## AIM
Records follow. Select each line holding "Number".

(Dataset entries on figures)
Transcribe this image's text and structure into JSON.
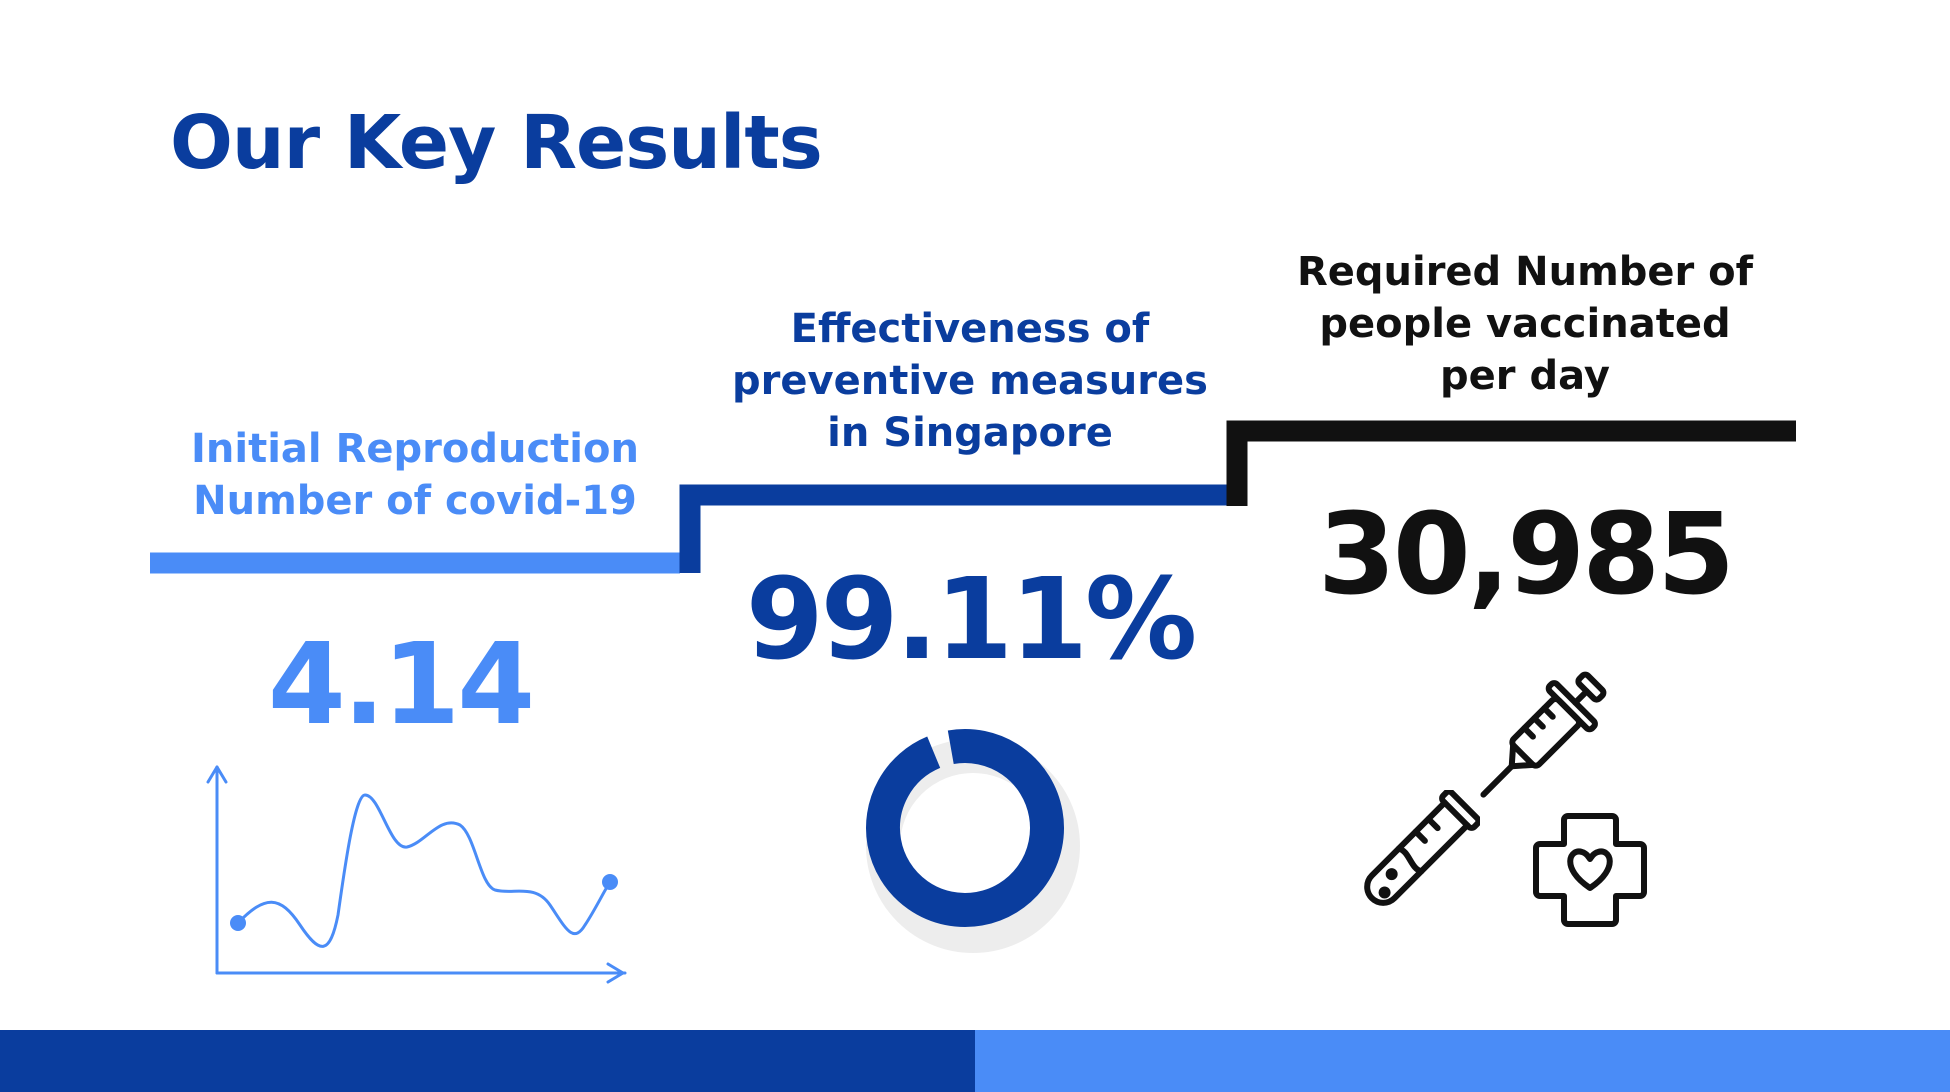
{
  "title": "Our Key Results",
  "colors": {
    "light_blue": "#4a8cf7",
    "dark_blue": "#0a3d9e",
    "black": "#111111",
    "donut_track": "#ededed"
  },
  "steps": [
    {
      "label_lines": [
        "Initial Reproduction",
        "Number of covid-19"
      ],
      "value": "4.14",
      "icon": "line-chart-icon"
    },
    {
      "label_lines": [
        "Effectiveness of",
        "preventive measures",
        "in Singapore"
      ],
      "value": "99.11%",
      "donut_fraction": 0.9911,
      "icon": "donut-chart-icon"
    },
    {
      "label_lines": [
        "Required Number of",
        "people vaccinated",
        "per day"
      ],
      "value": "30,985",
      "icons": [
        "syringe-icon",
        "test-tube-icon",
        "medical-cross-heart-icon"
      ]
    }
  ]
}
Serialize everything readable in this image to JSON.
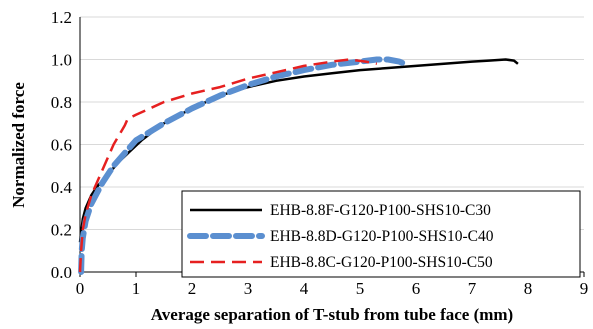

## RIGHT ANSWER
        "Number of covid-19"
        "Required Number of",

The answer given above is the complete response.